**EXERCISE DETAILS**
Gather up the lines with the word "JSON" in them.

**Dataset listings of figures**
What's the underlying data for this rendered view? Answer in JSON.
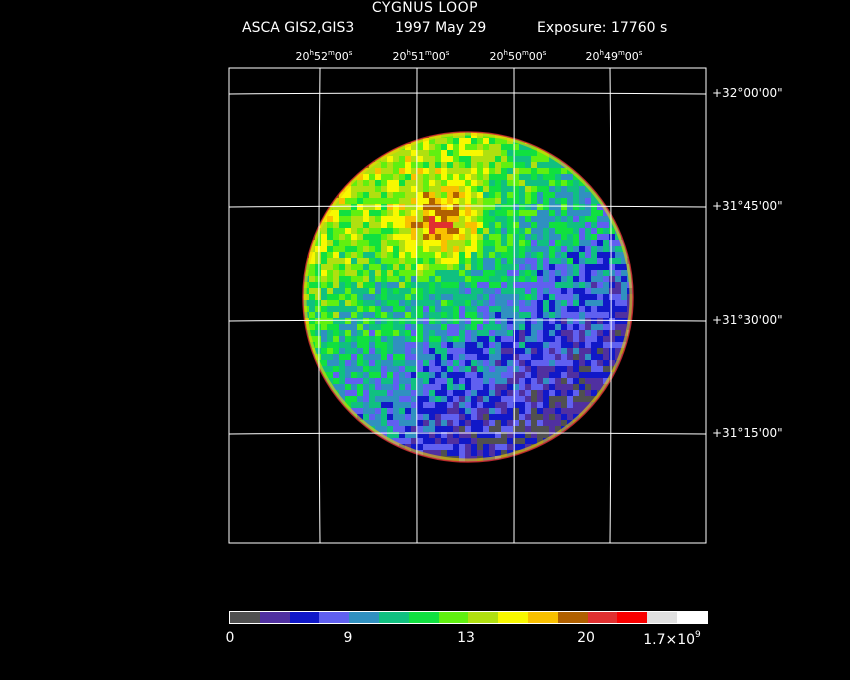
{
  "header": {
    "title": "CYGNUS LOOP",
    "instrument": "ASCA GIS2,GIS3",
    "date": "1997 May 29",
    "exposure": "Exposure: 17760 s"
  },
  "chart_data": {
    "type": "heatmap",
    "x_ticks": [
      {
        "h": "20",
        "m": "52",
        "s": "00"
      },
      {
        "h": "20",
        "m": "51",
        "s": "00"
      },
      {
        "h": "20",
        "m": "50",
        "s": "00"
      },
      {
        "h": "20",
        "m": "49",
        "s": "00"
      }
    ],
    "y_ticks": [
      "+32°00'00\"",
      "+31°45'00\"",
      "+31°30'00\"",
      "+31°15'00\""
    ],
    "grid": true,
    "colorbar": {
      "labels": [
        "0",
        "9",
        "13",
        "20",
        "1.7×10"
      ],
      "top_exponent": "9",
      "colors": [
        "#505050",
        "#5030a0",
        "#1018c8",
        "#6060f0",
        "#3090c0",
        "#10c080",
        "#10e040",
        "#60f010",
        "#b0e010",
        "#f8f800",
        "#f8c000",
        "#b06000",
        "#e03030",
        "#f80000",
        "#e0e0e0",
        "#ffffff"
      ]
    }
  }
}
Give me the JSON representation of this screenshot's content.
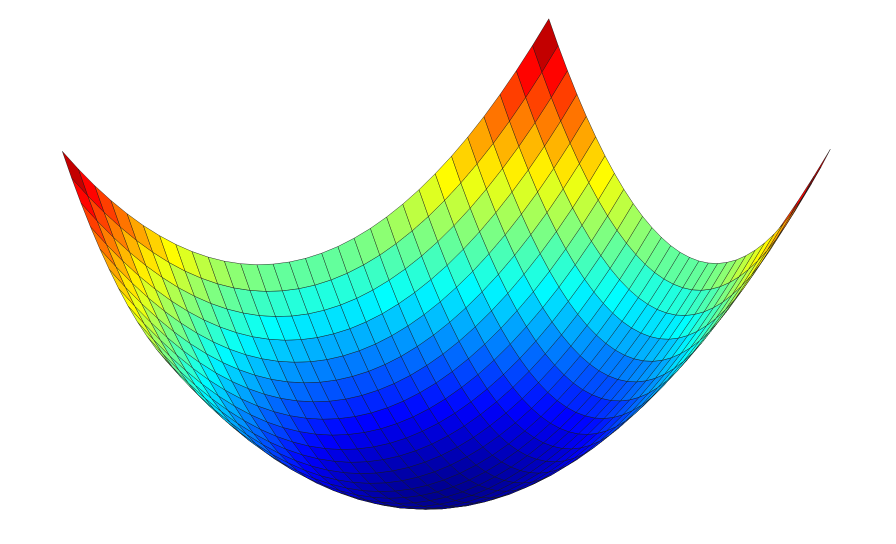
{
  "chart_data": {
    "type": "surface",
    "function": "z = x^2 + y^2",
    "x_range": [
      -1,
      1
    ],
    "y_range": [
      -1,
      1
    ],
    "z_range": [
      0,
      2
    ],
    "grid_cells": 30,
    "mesh_edges": true,
    "colormap": "jet",
    "axes_visible": false,
    "grid": false,
    "legend": "none",
    "colors": {
      "low": "#00008f",
      "high": "#800000",
      "mesh": "#1a1a1a",
      "background": "#ffffff"
    }
  }
}
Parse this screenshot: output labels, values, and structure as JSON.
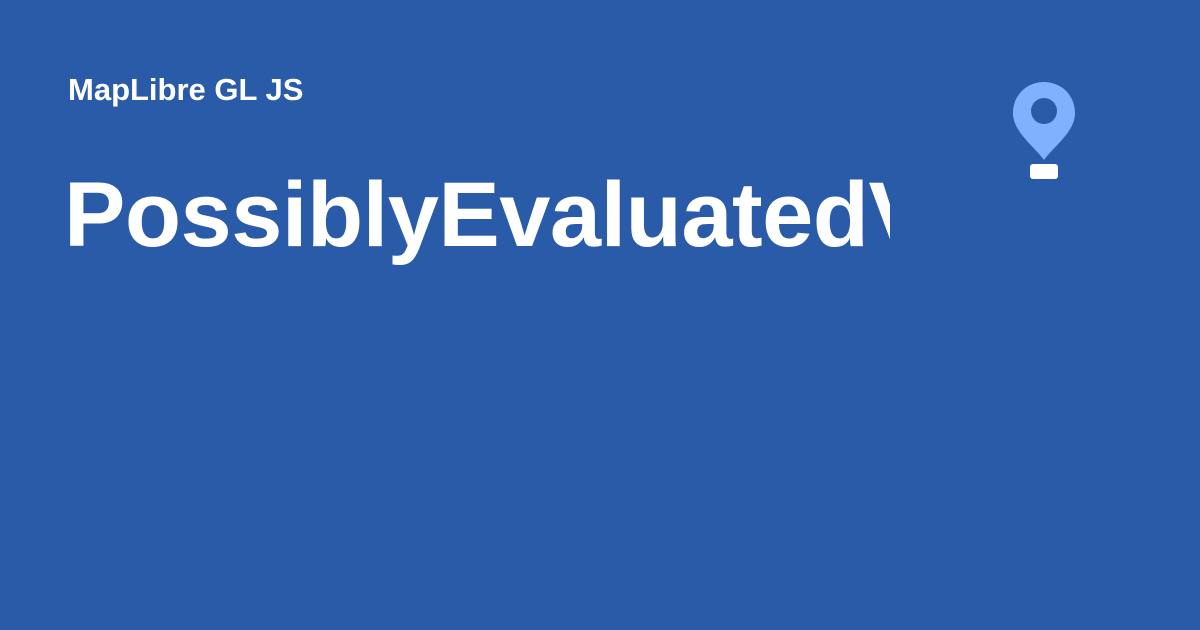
{
  "header": {
    "site_name": "MapLibre GL JS",
    "page_title": "PossiblyEvaluatedValue"
  },
  "logo": {
    "icon": "map-pin-icon",
    "color": "#7eb2ff"
  },
  "colors": {
    "background": "#2a5ba8",
    "text": "#ffffff"
  }
}
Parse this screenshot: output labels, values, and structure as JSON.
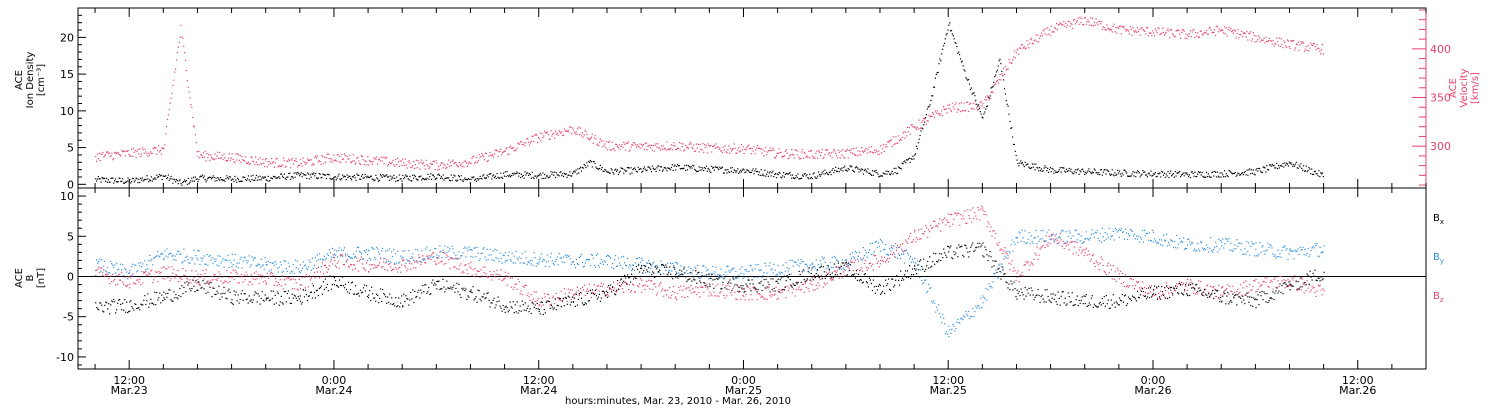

**THE OUTPUT**
What's the underlying data for this rendered view? Answer in JSON.
Give me the JSON representation of this screenshot's content.
Parse this screenshot: output labels, values, and structure as JSON.
Parse this screenshot: output labels, values, and structure as JSON.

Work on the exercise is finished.